* **Entries taken from a collection**:
-=-=-=-=-

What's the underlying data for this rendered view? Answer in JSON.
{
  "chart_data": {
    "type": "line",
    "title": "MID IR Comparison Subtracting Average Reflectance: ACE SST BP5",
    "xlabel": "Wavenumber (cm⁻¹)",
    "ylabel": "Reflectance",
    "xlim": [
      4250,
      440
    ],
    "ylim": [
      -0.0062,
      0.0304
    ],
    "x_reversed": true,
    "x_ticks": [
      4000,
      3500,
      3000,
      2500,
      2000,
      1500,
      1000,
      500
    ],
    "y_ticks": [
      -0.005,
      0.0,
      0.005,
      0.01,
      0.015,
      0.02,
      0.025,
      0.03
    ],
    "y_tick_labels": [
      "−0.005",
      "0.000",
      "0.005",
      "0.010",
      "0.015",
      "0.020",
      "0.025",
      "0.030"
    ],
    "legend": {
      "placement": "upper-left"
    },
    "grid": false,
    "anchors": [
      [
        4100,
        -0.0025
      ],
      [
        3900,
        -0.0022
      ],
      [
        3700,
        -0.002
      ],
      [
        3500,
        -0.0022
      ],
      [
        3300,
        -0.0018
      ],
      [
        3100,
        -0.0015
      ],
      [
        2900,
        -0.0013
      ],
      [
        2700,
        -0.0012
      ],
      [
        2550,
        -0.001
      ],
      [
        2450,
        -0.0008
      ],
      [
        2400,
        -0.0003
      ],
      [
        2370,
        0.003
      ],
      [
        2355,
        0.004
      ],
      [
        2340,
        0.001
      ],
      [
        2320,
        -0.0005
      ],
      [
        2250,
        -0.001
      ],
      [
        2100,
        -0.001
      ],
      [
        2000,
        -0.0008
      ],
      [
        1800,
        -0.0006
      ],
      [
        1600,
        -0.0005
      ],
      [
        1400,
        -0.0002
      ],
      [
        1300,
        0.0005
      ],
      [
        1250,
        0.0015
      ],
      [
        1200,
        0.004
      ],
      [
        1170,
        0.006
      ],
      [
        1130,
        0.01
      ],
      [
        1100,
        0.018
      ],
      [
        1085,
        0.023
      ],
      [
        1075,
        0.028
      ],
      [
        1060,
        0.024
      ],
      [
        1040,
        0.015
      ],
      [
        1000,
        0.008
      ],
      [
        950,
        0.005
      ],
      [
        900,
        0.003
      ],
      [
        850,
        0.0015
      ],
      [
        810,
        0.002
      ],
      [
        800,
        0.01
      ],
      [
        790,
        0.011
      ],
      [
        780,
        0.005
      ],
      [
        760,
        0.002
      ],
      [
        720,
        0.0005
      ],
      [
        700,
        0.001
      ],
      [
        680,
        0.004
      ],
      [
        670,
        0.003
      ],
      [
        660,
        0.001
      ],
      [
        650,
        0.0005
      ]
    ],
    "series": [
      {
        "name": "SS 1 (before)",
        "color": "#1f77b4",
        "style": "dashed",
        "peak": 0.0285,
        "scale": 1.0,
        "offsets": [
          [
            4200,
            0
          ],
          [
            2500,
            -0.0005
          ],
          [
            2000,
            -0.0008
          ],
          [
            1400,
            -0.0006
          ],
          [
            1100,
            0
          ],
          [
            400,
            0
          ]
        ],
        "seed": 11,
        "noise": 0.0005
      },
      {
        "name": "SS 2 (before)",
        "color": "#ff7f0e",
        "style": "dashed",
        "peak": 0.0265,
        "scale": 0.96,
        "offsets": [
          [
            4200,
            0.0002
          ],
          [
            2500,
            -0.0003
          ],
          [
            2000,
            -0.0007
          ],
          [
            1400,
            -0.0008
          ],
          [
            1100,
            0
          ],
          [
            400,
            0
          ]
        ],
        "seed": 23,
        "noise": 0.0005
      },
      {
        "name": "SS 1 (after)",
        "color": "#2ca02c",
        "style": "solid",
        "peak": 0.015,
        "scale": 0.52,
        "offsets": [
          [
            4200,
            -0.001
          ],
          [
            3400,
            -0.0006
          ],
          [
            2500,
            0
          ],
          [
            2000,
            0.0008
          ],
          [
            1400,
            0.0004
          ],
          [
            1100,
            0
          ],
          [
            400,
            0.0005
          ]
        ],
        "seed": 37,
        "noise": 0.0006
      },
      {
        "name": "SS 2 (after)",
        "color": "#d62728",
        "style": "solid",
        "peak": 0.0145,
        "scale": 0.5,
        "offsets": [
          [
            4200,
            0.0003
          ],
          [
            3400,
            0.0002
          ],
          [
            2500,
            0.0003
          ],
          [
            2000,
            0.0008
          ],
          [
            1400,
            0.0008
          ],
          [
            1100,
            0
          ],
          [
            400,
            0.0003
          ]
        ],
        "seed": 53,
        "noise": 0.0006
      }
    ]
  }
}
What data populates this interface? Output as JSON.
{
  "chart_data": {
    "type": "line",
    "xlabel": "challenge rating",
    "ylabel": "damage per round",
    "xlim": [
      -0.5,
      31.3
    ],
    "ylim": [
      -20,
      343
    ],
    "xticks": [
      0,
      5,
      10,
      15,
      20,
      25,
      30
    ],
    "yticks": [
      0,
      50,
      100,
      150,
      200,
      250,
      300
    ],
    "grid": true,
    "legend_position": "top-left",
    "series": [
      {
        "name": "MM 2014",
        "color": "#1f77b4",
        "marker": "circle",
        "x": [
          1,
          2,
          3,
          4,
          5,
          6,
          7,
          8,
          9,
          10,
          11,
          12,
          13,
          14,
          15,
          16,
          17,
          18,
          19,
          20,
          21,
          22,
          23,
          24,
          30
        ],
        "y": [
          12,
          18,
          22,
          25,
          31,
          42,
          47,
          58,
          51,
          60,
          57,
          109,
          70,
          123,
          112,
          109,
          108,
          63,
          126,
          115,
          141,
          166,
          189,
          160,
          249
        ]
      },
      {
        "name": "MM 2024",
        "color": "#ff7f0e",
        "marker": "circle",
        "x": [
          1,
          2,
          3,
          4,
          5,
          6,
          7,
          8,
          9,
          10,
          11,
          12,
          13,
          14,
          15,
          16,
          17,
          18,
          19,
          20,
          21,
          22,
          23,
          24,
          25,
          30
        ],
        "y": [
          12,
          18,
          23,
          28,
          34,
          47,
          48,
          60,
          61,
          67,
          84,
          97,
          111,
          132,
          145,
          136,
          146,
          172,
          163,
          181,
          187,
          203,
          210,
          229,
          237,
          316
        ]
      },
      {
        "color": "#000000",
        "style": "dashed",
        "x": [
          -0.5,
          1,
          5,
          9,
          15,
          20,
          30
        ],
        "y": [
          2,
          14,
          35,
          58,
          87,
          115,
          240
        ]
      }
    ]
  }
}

-=-=-=-=-

* **WHAT IS REQUIRED**:
Reproduce the records in full, exactly as written.

* **REPLY TO THE TASK**:
What's the underlying data for this rendered view? Answer in JSON.
{
  "chart_data": {
    "type": "line",
    "title": "MID IR Comparison Subtracting Average Reflectance: ACE SST BP5",
    "xlabel": "Wavenumber (cm⁻¹)",
    "ylabel": "Reflectance",
    "xlim": [
      4250,
      440
    ],
    "ylim": [
      -0.0062,
      0.0304
    ],
    "x_reversed": true,
    "x_ticks": [
      4000,
      3500,
      3000,
      2500,
      2000,
      1500,
      1000,
      500
    ],
    "y_ticks": [
      -0.005,
      0.0,
      0.005,
      0.01,
      0.015,
      0.02,
      0.025,
      0.03
    ],
    "y_tick_labels": [
      "−0.005",
      "0.000",
      "0.005",
      "0.010",
      "0.015",
      "0.020",
      "0.025",
      "0.030"
    ],
    "legend": {
      "placement": "upper-left"
    },
    "grid": false,
    "anchors": [
      [
        4100,
        -0.0025
      ],
      [
        3900,
        -0.0022
      ],
      [
        3700,
        -0.002
      ],
      [
        3500,
        -0.0022
      ],
      [
        3300,
        -0.0018
      ],
      [
        3100,
        -0.0015
      ],
      [
        2900,
        -0.0013
      ],
      [
        2700,
        -0.0012
      ],
      [
        2550,
        -0.001
      ],
      [
        2450,
        -0.0008
      ],
      [
        2400,
        -0.0003
      ],
      [
        2370,
        0.003
      ],
      [
        2355,
        0.004
      ],
      [
        2340,
        0.001
      ],
      [
        2320,
        -0.0005
      ],
      [
        2250,
        -0.001
      ],
      [
        2100,
        -0.001
      ],
      [
        2000,
        -0.0008
      ],
      [
        1800,
        -0.0006
      ],
      [
        1600,
        -0.0005
      ],
      [
        1400,
        -0.0002
      ],
      [
        1300,
        0.0005
      ],
      [
        1250,
        0.0015
      ],
      [
        1200,
        0.004
      ],
      [
        1170,
        0.006
      ],
      [
        1130,
        0.01
      ],
      [
        1100,
        0.018
      ],
      [
        1085,
        0.023
      ],
      [
        1075,
        0.028
      ],
      [
        1060,
        0.024
      ],
      [
        1040,
        0.015
      ],
      [
        1000,
        0.008
      ],
      [
        950,
        0.005
      ],
      [
        900,
        0.003
      ],
      [
        850,
        0.0015
      ],
      [
        810,
        0.002
      ],
      [
        800,
        0.01
      ],
      [
        790,
        0.011
      ],
      [
        780,
        0.005
      ],
      [
        760,
        0.002
      ],
      [
        720,
        0.0005
      ],
      [
        700,
        0.001
      ],
      [
        680,
        0.004
      ],
      [
        670,
        0.003
      ],
      [
        660,
        0.001
      ],
      [
        650,
        0.0005
      ]
    ],
    "series": [
      {
        "name": "SS 1 (before)",
        "color": "#1f77b4",
        "style": "dashed",
        "peak": 0.0285,
        "scale": 1.0,
        "offsets": [
          [
            4200,
            0
          ],
          [
            2500,
            -0.0005
          ],
          [
            2000,
            -0.0008
          ],
          [
            1400,
            -0.0006
          ],
          [
            1100,
            0
          ],
          [
            400,
            0
          ]
        ],
        "seed": 11,
        "noise": 0.0005
      },
      {
        "name": "SS 2 (before)",
        "color": "#ff7f0e",
        "style": "dashed",
        "peak": 0.0265,
        "scale": 0.96,
        "offsets": [
          [
            4200,
            0.0002
          ],
          [
            2500,
            -0.0003
          ],
          [
            2000,
            -0.0007
          ],
          [
            1400,
            -0.0008
          ],
          [
            1100,
            0
          ],
          [
            400,
            0
          ]
        ],
        "seed": 23,
        "noise": 0.0005
      },
      {
        "name": "SS 1 (after)",
        "color": "#2ca02c",
        "style": "solid",
        "peak": 0.015,
        "scale": 0.52,
        "offsets": [
          [
            4200,
            -0.001
          ],
          [
            3400,
            -0.0006
          ],
          [
            2500,
            0
          ],
          [
            2000,
            0.0008
          ],
          [
            1400,
            0.0004
          ],
          [
            1100,
            0
          ],
          [
            400,
            0.0005
          ]
        ],
        "seed": 37,
        "noise": 0.0006
      },
      {
        "name": "SS 2 (after)",
        "color": "#d62728",
        "style": "solid",
        "peak": 0.0145,
        "scale": 0.5,
        "offsets": [
          [
            4200,
            0.0003
          ],
          [
            3400,
            0.0002
          ],
          [
            2500,
            0.0003
          ],
          [
            2000,
            0.0008
          ],
          [
            1400,
            0.0008
          ],
          [
            1100,
            0
          ],
          [
            400,
            0.0003
          ]
        ],
        "seed": 53,
        "noise": 0.0006
      }
    ]
  }
}
What data populates this interface? Output as JSON.
{
  "chart_data": {
    "type": "line",
    "xlabel": "challenge rating",
    "ylabel": "damage per round",
    "xlim": [
      -0.5,
      31.3
    ],
    "ylim": [
      -20,
      343
    ],
    "xticks": [
      0,
      5,
      10,
      15,
      20,
      25,
      30
    ],
    "yticks": [
      0,
      50,
      100,
      150,
      200,
      250,
      300
    ],
    "grid": true,
    "legend_position": "top-left",
    "series": [
      {
        "name": "MM 2014",
        "color": "#1f77b4",
        "marker": "circle",
        "x": [
          1,
          2,
          3,
          4,
          5,
          6,
          7,
          8,
          9,
          10,
          11,
          12,
          13,
          14,
          15,
          16,
          17,
          18,
          19,
          20,
          21,
          22,
          23,
          24,
          30
        ],
        "y": [
          12,
          18,
          22,
          25,
          31,
          42,
          47,
          58,
          51,
          60,
          57,
          109,
          70,
          123,
          112,
          109,
          108,
          63,
          126,
          115,
          141,
          166,
          189,
          160,
          249
        ]
      },
      {
        "name": "MM 2024",
        "color": "#ff7f0e",
        "marker": "circle",
        "x": [
          1,
          2,
          3,
          4,
          5,
          6,
          7,
          8,
          9,
          10,
          11,
          12,
          13,
          14,
          15,
          16,
          17,
          18,
          19,
          20,
          21,
          22,
          23,
          24,
          25,
          30
        ],
        "y": [
          12,
          18,
          23,
          28,
          34,
          47,
          48,
          60,
          61,
          67,
          84,
          97,
          111,
          132,
          145,
          136,
          146,
          172,
          163,
          181,
          187,
          203,
          210,
          229,
          237,
          316
        ]
      },
      {
        "color": "#000000",
        "style": "dashed",
        "x": [
          -0.5,
          1,
          5,
          9,
          15,
          20,
          30
        ],
        "y": [
          2,
          14,
          35,
          58,
          87,
          115,
          240
        ]
      }
    ]
  }
}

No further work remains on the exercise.